SHORT EXERCISE ->
Extract the lines that carry the string "name" from the listing.

INPUT ->
:::

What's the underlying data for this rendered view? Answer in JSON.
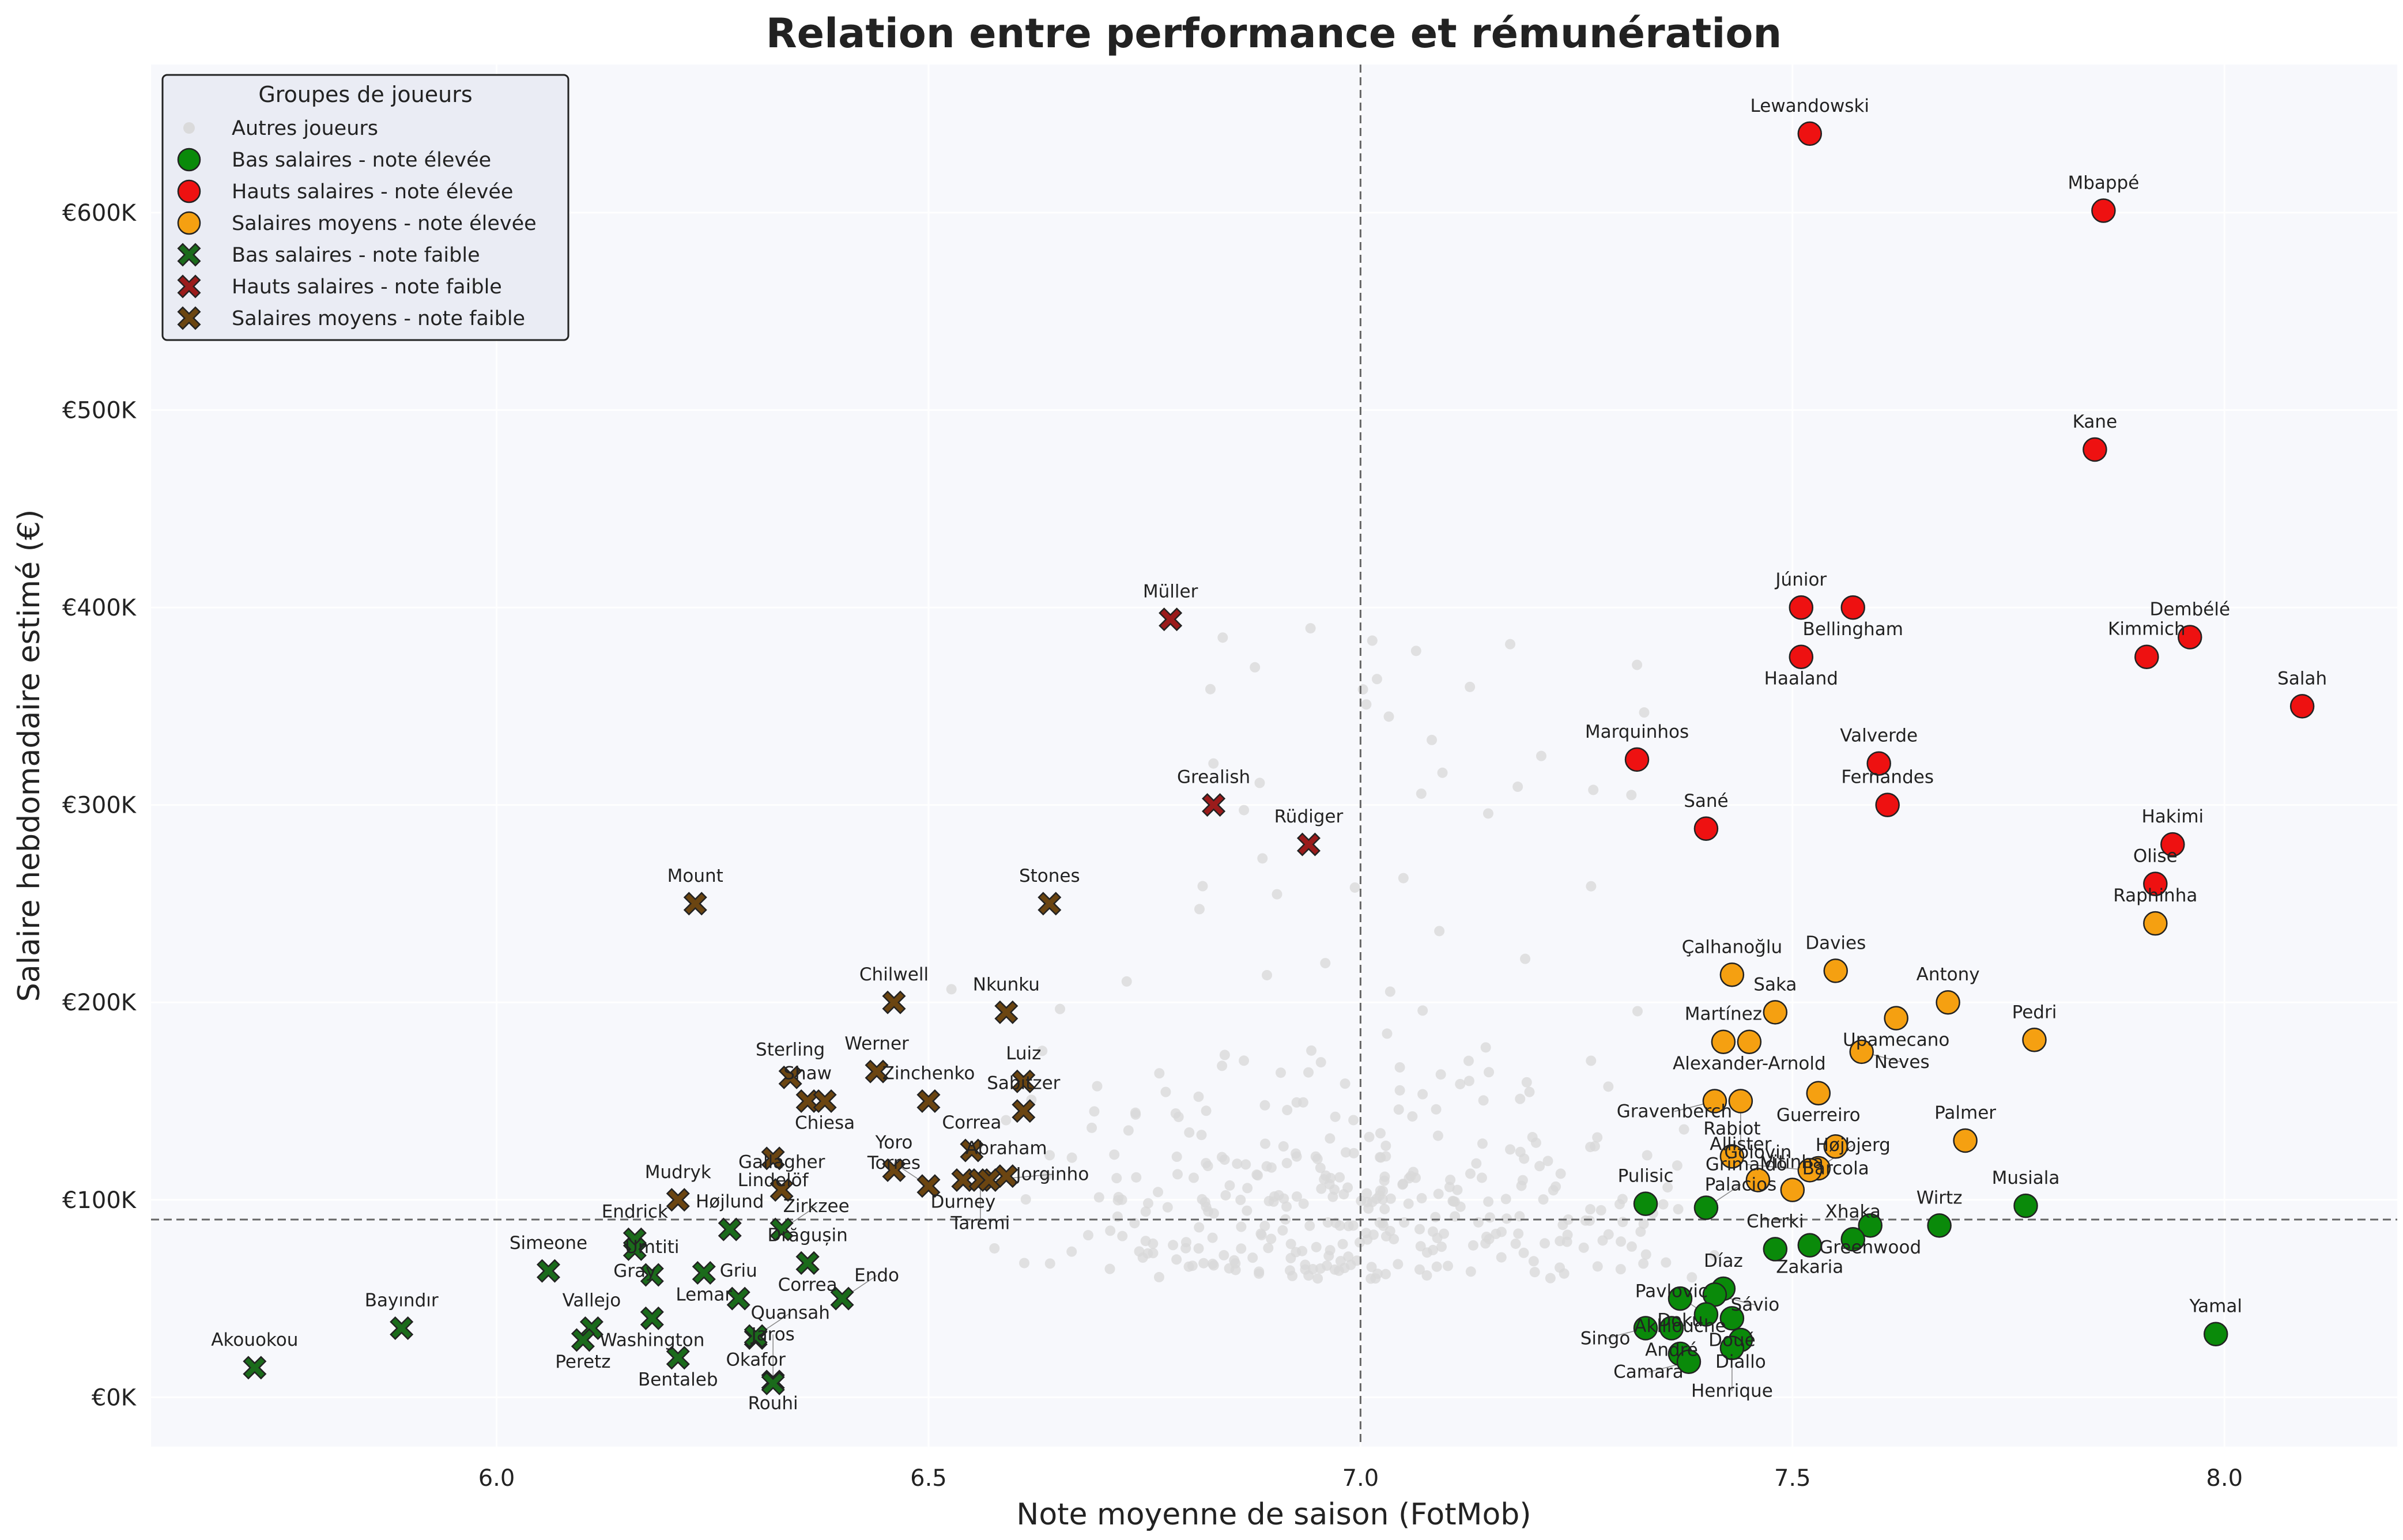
{
  "chart_data": {
    "type": "scatter",
    "title": "Relation entre performance et rémunération",
    "xlabel": "Note moyenne de saison (FotMob)",
    "ylabel": "Salaire hebdomadaire estimé (€)",
    "xlim": [
      5.6,
      8.2
    ],
    "ylim": [
      -25000,
      675000
    ],
    "x_ticks": [
      6.0,
      6.5,
      7.0,
      7.5,
      8.0
    ],
    "x_tick_labels": [
      "6.0",
      "6.5",
      "7.0",
      "7.5",
      "8.0"
    ],
    "y_ticks": [
      0,
      100000,
      200000,
      300000,
      400000,
      500000,
      600000
    ],
    "y_tick_labels": [
      "€0K",
      "€100K",
      "€200K",
      "€300K",
      "€400K",
      "€500K",
      "€600K"
    ],
    "reference_lines": {
      "x": 7.0,
      "y": 90000
    },
    "grid": true,
    "legend": {
      "title": "Groupes de joueurs",
      "placement": "top-left"
    },
    "colors": {
      "background": "#f7f8fc",
      "low_high": "#0a8a0a",
      "high_high": "#ee1111",
      "mid_high": "#f5a011",
      "low_low": "#1b6b1b",
      "high_low": "#9b1b1b",
      "mid_low": "#6b4511",
      "others": "#d8d8d8"
    },
    "series": [
      {
        "name": "Autres joueurs",
        "marker": "dot",
        "color": "#d8d8d8",
        "points": []
      },
      {
        "name": "Bas salaires - note élevée",
        "marker": "circle",
        "color": "#0a8a0a",
        "points": [
          {
            "label": "Musiala",
            "x": 7.77,
            "y": 97000
          },
          {
            "label": "Yamal",
            "x": 7.99,
            "y": 32000
          },
          {
            "label": "Wirtz",
            "x": 7.67,
            "y": 87000
          },
          {
            "label": "Greenwood",
            "x": 7.59,
            "y": 87000
          },
          {
            "label": "Xhaka",
            "x": 7.57,
            "y": 80000
          },
          {
            "label": "Zakaria",
            "x": 7.52,
            "y": 77000
          },
          {
            "label": "Cherki",
            "x": 7.48,
            "y": 75000
          },
          {
            "label": "Pulisic",
            "x": 7.33,
            "y": 98000
          },
          {
            "label": "Palacios",
            "x": 7.4,
            "y": 96000
          },
          {
            "label": "Díaz",
            "x": 7.42,
            "y": 55000
          },
          {
            "label": "Doku",
            "x": 7.37,
            "y": 50000
          },
          {
            "label": "Sávio",
            "x": 7.41,
            "y": 52000
          },
          {
            "label": "Pavlovic",
            "x": 7.4,
            "y": 42000
          },
          {
            "label": "Doué",
            "x": 7.43,
            "y": 40000
          },
          {
            "label": "André",
            "x": 7.36,
            "y": 35000
          },
          {
            "label": "Singo",
            "x": 7.33,
            "y": 35000
          },
          {
            "label": "Diallo",
            "x": 7.44,
            "y": 29000
          },
          {
            "label": "Henrique",
            "x": 7.43,
            "y": 25000
          },
          {
            "label": "Aklliouche",
            "x": 7.37,
            "y": 22000
          },
          {
            "label": "Camara",
            "x": 7.38,
            "y": 18000
          }
        ]
      },
      {
        "name": "Hauts salaires - note élevée",
        "marker": "circle",
        "color": "#ee1111",
        "points": [
          {
            "label": "Lewandowski",
            "x": 7.52,
            "y": 640000
          },
          {
            "label": "Mbappé",
            "x": 7.86,
            "y": 601000
          },
          {
            "label": "Kane",
            "x": 7.85,
            "y": 480000
          },
          {
            "label": "Júnior",
            "x": 7.51,
            "y": 400000
          },
          {
            "label": "Bellingham",
            "x": 7.57,
            "y": 400000
          },
          {
            "label": "Dembélé",
            "x": 7.96,
            "y": 385000
          },
          {
            "label": "Haaland",
            "x": 7.51,
            "y": 375000
          },
          {
            "label": "Kimmich",
            "x": 7.91,
            "y": 375000
          },
          {
            "label": "Salah",
            "x": 8.09,
            "y": 350000
          },
          {
            "label": "Marquinhos",
            "x": 7.32,
            "y": 323000
          },
          {
            "label": "Valverde",
            "x": 7.6,
            "y": 321000
          },
          {
            "label": "Fernandes",
            "x": 7.61,
            "y": 300000
          },
          {
            "label": "Sané",
            "x": 7.4,
            "y": 288000
          },
          {
            "label": "Hakimi",
            "x": 7.94,
            "y": 280000
          },
          {
            "label": "Olise",
            "x": 7.92,
            "y": 260000
          }
        ]
      },
      {
        "name": "Salaires moyens - note élevée",
        "marker": "circle",
        "color": "#f5a011",
        "points": [
          {
            "label": "Raphinha",
            "x": 7.92,
            "y": 240000
          },
          {
            "label": "Davies",
            "x": 7.55,
            "y": 216000
          },
          {
            "label": "Çalhanoğlu",
            "x": 7.43,
            "y": 214000
          },
          {
            "label": "Antony",
            "x": 7.68,
            "y": 200000
          },
          {
            "label": "Saka",
            "x": 7.48,
            "y": 195000
          },
          {
            "label": "Upamecano",
            "x": 7.62,
            "y": 192000
          },
          {
            "label": "Pedri",
            "x": 7.78,
            "y": 181000
          },
          {
            "label": "Martínez",
            "x": 7.42,
            "y": 180000
          },
          {
            "label": "Alexander-Arnold",
            "x": 7.45,
            "y": 180000
          },
          {
            "label": "Neves",
            "x": 7.58,
            "y": 175000
          },
          {
            "label": "Guerreiro",
            "x": 7.53,
            "y": 154000
          },
          {
            "label": "Gravenberch",
            "x": 7.41,
            "y": 150000
          },
          {
            "label": "Allister",
            "x": 7.44,
            "y": 150000
          },
          {
            "label": "Palmer",
            "x": 7.7,
            "y": 130000
          },
          {
            "label": "Barcola",
            "x": 7.55,
            "y": 127000
          },
          {
            "label": "Rabiot",
            "x": 7.43,
            "y": 122000
          },
          {
            "label": "Højbjerg",
            "x": 7.53,
            "y": 116000
          },
          {
            "label": "Grimaldo",
            "x": 7.52,
            "y": 115000
          },
          {
            "label": "Golovin",
            "x": 7.46,
            "y": 110000
          },
          {
            "label": "Vitinha",
            "x": 7.5,
            "y": 105000
          }
        ]
      },
      {
        "name": "Bas salaires - note faible",
        "marker": "x",
        "color": "#1b6b1b",
        "points": [
          {
            "label": "Akouokou",
            "x": 5.72,
            "y": 15000
          },
          {
            "label": "Bayındır",
            "x": 5.89,
            "y": 35000
          },
          {
            "label": "Simeone",
            "x": 6.06,
            "y": 64000
          },
          {
            "label": "Endrick",
            "x": 6.16,
            "y": 80000
          },
          {
            "label": "Gray",
            "x": 6.16,
            "y": 75000
          },
          {
            "label": "Umtiti",
            "x": 6.18,
            "y": 62000
          },
          {
            "label": "Vallejo",
            "x": 6.11,
            "y": 35000
          },
          {
            "label": "Peretz",
            "x": 6.1,
            "y": 29000
          },
          {
            "label": "Washington",
            "x": 6.18,
            "y": 40000
          },
          {
            "label": "Bentaleb",
            "x": 6.21,
            "y": 20000
          },
          {
            "label": "Højlund",
            "x": 6.27,
            "y": 85000
          },
          {
            "label": "Lemar",
            "x": 6.24,
            "y": 63000
          },
          {
            "label": "Griu",
            "x": 6.28,
            "y": 50000
          },
          {
            "label": "Okafor",
            "x": 6.3,
            "y": 30000
          },
          {
            "label": "Quansah",
            "x": 6.3,
            "y": 31000
          },
          {
            "label": "Zirkzee",
            "x": 6.33,
            "y": 85000
          },
          {
            "label": "Drăgușin",
            "x": 6.36,
            "y": 68000
          },
          {
            "label": "Correa",
            "x": 6.36,
            "y": 68000
          },
          {
            "label": "Endo",
            "x": 6.4,
            "y": 50000
          },
          {
            "label": "Rouhi",
            "x": 6.32,
            "y": 8000
          },
          {
            "label": "Jaros",
            "x": 6.32,
            "y": 7000
          }
        ]
      },
      {
        "name": "Hauts salaires - note faible",
        "marker": "x",
        "color": "#9b1b1b",
        "points": [
          {
            "label": "Müller",
            "x": 6.78,
            "y": 394000
          },
          {
            "label": "Grealish",
            "x": 6.83,
            "y": 300000
          },
          {
            "label": "Rüdiger",
            "x": 6.94,
            "y": 280000
          }
        ]
      },
      {
        "name": "Salaires moyens - note faible",
        "marker": "x",
        "color": "#6b4511",
        "points": [
          {
            "label": "Mount",
            "x": 6.23,
            "y": 250000
          },
          {
            "label": "Stones",
            "x": 6.64,
            "y": 250000
          },
          {
            "label": "Chilwell",
            "x": 6.46,
            "y": 200000
          },
          {
            "label": "Nkunku",
            "x": 6.59,
            "y": 195000
          },
          {
            "label": "Werner",
            "x": 6.44,
            "y": 165000
          },
          {
            "label": "Sterling",
            "x": 6.34,
            "y": 162000
          },
          {
            "label": "Luiz",
            "x": 6.61,
            "y": 160000
          },
          {
            "label": "Shaw",
            "x": 6.36,
            "y": 150000
          },
          {
            "label": "Chiesa",
            "x": 6.38,
            "y": 150000
          },
          {
            "label": "Zinchenko",
            "x": 6.5,
            "y": 150000
          },
          {
            "label": "Sabitzer",
            "x": 6.61,
            "y": 145000
          },
          {
            "label": "Correa",
            "x": 6.55,
            "y": 125000
          },
          {
            "label": "Lindelöf",
            "x": 6.32,
            "y": 121000
          },
          {
            "label": "Yoro",
            "x": 6.46,
            "y": 115000
          },
          {
            "label": "Abraham",
            "x": 6.59,
            "y": 112000
          },
          {
            "label": "Durney",
            "x": 6.54,
            "y": 110000
          },
          {
            "label": "Taremi",
            "x": 6.56,
            "y": 110000
          },
          {
            "label": "Jorginho",
            "x": 6.57,
            "y": 110000
          },
          {
            "label": "Torres",
            "x": 6.5,
            "y": 107000
          },
          {
            "label": "Mudryk",
            "x": 6.21,
            "y": 100000
          },
          {
            "label": "Gallagher",
            "x": 6.33,
            "y": 105000
          }
        ]
      }
    ]
  }
}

:::

SOLVED EXERCISE ->
        "name": "Autres joueurs",
        "name": "Bas salaires - note élevée",
        "name": "Hauts salaires - note élevée",
        "name": "Salaires moyens - note élevée",
        "name": "Bas salaires - note faible",
        "name": "Hauts salaires - note faible",
        "name": "Salaires moyens - note faible",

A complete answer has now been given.